▶ Goal
Please work out how many lines in the material contain "name" and give only that figure.
::::
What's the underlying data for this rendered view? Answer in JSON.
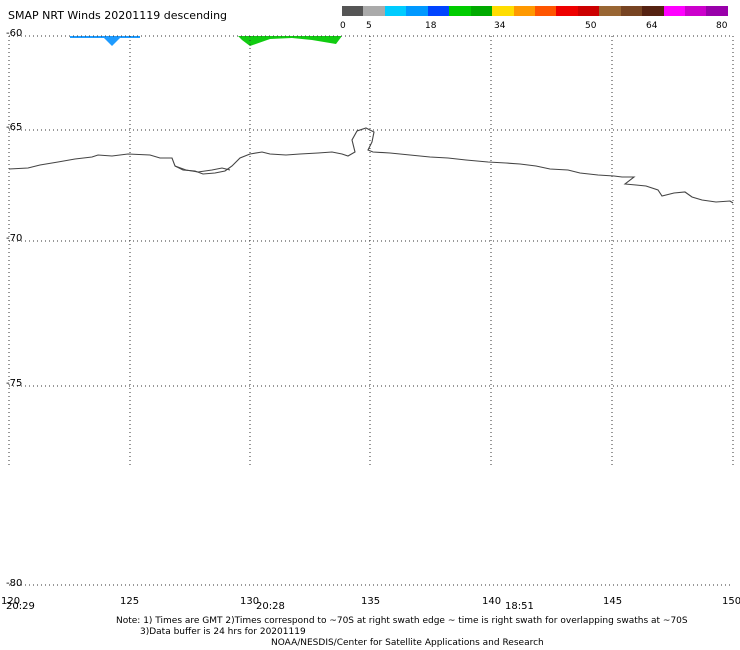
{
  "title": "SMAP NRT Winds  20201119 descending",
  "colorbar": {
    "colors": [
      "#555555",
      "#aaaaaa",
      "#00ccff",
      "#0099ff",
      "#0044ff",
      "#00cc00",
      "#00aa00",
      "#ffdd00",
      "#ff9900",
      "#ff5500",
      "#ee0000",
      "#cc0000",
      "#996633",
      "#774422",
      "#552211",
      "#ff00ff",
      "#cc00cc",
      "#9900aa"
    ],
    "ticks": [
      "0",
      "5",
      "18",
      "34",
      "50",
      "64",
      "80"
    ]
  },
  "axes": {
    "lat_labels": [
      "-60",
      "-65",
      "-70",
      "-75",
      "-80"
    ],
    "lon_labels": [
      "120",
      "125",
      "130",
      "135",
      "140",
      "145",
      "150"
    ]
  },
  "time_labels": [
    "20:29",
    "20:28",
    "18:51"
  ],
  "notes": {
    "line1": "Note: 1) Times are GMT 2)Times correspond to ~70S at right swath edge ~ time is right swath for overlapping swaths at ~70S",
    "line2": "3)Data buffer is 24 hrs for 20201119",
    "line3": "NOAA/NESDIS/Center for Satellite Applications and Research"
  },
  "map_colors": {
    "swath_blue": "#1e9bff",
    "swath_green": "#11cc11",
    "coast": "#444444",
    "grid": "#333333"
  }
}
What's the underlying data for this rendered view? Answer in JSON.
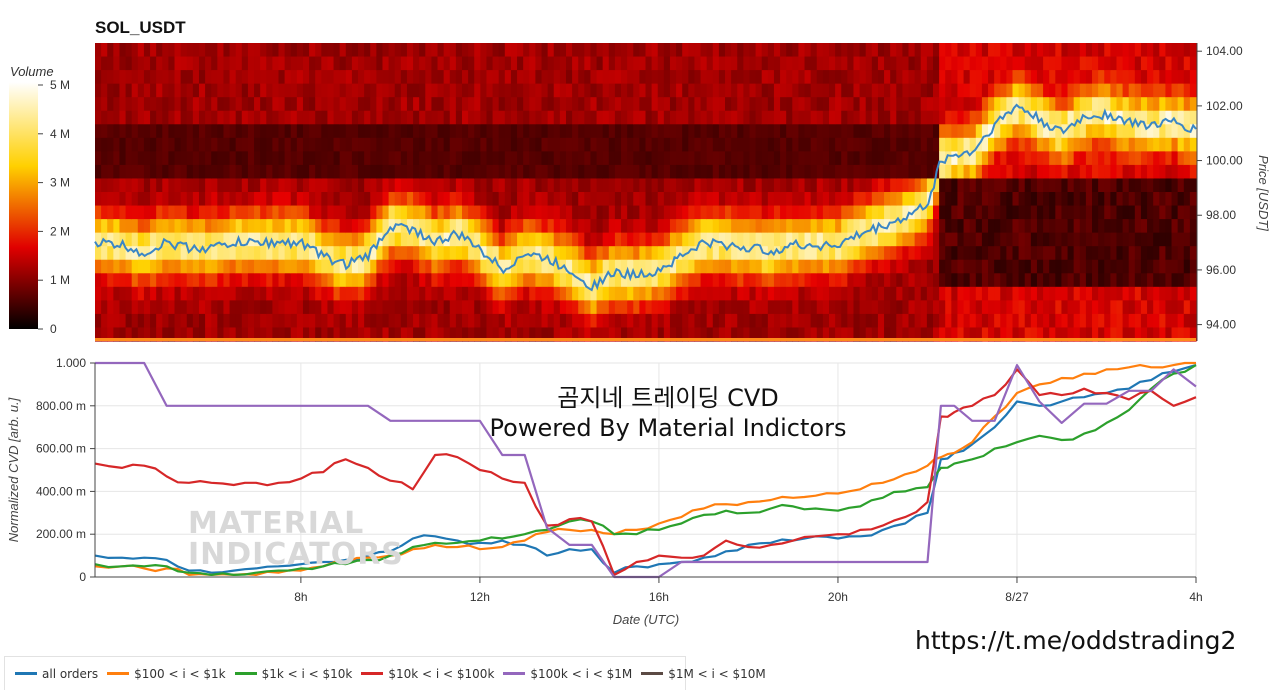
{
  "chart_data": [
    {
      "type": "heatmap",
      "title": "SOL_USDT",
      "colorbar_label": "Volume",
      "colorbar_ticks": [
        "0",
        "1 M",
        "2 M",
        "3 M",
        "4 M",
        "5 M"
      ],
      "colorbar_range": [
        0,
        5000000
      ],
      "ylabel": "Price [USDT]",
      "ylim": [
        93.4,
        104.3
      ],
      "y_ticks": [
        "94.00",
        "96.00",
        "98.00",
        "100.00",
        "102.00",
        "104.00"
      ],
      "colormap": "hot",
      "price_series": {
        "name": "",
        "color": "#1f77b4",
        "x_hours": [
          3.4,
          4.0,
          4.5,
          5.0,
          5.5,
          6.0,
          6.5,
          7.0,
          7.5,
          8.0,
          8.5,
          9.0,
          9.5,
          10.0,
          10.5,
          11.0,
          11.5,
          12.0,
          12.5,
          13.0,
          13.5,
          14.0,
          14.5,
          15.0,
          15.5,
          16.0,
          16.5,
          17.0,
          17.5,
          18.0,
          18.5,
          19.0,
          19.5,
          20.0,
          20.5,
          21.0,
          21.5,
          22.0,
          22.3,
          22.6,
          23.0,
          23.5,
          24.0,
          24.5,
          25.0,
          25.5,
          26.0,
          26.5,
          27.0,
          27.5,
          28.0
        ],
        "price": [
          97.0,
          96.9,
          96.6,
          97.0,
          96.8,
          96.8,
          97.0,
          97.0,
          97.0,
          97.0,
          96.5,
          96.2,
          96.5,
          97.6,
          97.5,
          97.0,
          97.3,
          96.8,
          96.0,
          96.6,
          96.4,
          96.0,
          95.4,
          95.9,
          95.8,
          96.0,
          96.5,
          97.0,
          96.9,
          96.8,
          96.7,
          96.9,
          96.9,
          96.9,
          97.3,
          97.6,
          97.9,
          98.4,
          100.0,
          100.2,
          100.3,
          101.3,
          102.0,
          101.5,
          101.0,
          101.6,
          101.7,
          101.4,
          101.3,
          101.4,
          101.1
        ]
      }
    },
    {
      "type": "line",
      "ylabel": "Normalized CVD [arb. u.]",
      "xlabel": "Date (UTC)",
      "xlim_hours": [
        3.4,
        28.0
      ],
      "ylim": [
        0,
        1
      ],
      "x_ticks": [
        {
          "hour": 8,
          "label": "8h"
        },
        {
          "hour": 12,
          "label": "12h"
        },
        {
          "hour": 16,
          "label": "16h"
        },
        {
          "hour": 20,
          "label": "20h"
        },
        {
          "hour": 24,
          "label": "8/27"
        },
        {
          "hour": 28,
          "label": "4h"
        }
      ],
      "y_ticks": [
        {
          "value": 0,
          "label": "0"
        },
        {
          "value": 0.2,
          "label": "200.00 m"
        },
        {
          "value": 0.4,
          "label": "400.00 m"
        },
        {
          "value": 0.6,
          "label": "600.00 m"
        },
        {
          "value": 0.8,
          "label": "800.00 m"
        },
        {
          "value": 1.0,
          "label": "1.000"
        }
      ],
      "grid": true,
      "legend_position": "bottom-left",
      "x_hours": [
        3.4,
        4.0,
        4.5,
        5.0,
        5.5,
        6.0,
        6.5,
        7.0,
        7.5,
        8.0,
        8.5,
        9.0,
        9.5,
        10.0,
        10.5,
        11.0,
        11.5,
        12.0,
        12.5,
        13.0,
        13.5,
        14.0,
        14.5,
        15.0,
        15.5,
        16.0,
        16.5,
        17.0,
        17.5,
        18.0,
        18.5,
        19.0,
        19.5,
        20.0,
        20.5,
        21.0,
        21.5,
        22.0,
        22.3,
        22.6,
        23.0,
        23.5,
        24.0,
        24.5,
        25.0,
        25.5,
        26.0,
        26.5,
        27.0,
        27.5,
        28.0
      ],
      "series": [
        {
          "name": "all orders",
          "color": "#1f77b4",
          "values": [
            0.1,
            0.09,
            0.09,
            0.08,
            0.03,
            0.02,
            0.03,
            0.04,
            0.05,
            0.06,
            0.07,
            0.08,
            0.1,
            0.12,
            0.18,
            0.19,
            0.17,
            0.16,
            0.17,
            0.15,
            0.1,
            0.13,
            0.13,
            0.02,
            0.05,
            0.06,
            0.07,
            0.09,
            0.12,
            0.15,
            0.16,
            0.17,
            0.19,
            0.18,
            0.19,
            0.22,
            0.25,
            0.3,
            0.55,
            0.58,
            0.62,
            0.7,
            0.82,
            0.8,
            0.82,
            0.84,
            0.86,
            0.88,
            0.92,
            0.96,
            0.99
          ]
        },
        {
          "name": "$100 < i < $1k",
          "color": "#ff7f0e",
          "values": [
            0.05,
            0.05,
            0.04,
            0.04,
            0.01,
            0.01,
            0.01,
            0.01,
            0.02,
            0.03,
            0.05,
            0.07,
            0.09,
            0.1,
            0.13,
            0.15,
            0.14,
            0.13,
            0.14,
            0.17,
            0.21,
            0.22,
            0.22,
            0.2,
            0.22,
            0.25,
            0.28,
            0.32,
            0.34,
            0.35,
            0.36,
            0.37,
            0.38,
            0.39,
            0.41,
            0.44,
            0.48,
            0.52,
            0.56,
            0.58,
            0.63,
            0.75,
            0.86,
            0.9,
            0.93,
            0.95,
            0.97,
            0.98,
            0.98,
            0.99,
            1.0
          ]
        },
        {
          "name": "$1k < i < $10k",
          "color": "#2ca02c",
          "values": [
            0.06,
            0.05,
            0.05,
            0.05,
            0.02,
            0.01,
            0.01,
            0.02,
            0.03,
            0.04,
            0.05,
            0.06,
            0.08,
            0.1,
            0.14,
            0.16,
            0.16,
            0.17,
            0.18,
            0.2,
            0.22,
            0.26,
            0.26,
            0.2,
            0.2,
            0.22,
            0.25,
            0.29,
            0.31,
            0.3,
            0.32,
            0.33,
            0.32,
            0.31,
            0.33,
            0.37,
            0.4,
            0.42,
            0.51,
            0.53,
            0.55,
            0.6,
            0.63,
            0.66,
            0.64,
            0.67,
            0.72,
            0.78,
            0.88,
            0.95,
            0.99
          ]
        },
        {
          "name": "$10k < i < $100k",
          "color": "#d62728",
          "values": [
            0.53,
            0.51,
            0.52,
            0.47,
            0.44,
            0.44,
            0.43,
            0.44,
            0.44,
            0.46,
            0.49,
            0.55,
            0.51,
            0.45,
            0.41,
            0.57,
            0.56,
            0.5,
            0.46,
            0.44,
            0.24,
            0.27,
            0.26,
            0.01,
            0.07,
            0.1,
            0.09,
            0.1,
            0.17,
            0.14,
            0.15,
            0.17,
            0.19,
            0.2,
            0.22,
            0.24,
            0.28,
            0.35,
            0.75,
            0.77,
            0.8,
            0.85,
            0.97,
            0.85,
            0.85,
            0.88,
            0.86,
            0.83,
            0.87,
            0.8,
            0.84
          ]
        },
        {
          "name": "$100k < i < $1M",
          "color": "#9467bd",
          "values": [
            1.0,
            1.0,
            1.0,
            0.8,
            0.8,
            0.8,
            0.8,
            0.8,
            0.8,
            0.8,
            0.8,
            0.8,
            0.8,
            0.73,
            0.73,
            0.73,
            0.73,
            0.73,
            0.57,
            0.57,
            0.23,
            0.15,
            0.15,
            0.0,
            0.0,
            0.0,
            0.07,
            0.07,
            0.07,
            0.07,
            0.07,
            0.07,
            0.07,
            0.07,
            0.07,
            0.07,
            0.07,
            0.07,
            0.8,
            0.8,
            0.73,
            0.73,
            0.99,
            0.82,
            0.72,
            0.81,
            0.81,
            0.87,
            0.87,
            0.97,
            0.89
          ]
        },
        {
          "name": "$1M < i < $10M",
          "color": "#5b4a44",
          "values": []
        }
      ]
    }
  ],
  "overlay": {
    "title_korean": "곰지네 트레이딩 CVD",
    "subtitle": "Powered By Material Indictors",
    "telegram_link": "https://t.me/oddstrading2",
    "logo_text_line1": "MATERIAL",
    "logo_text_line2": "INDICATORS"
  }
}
::::
▶ Output of the exercise
7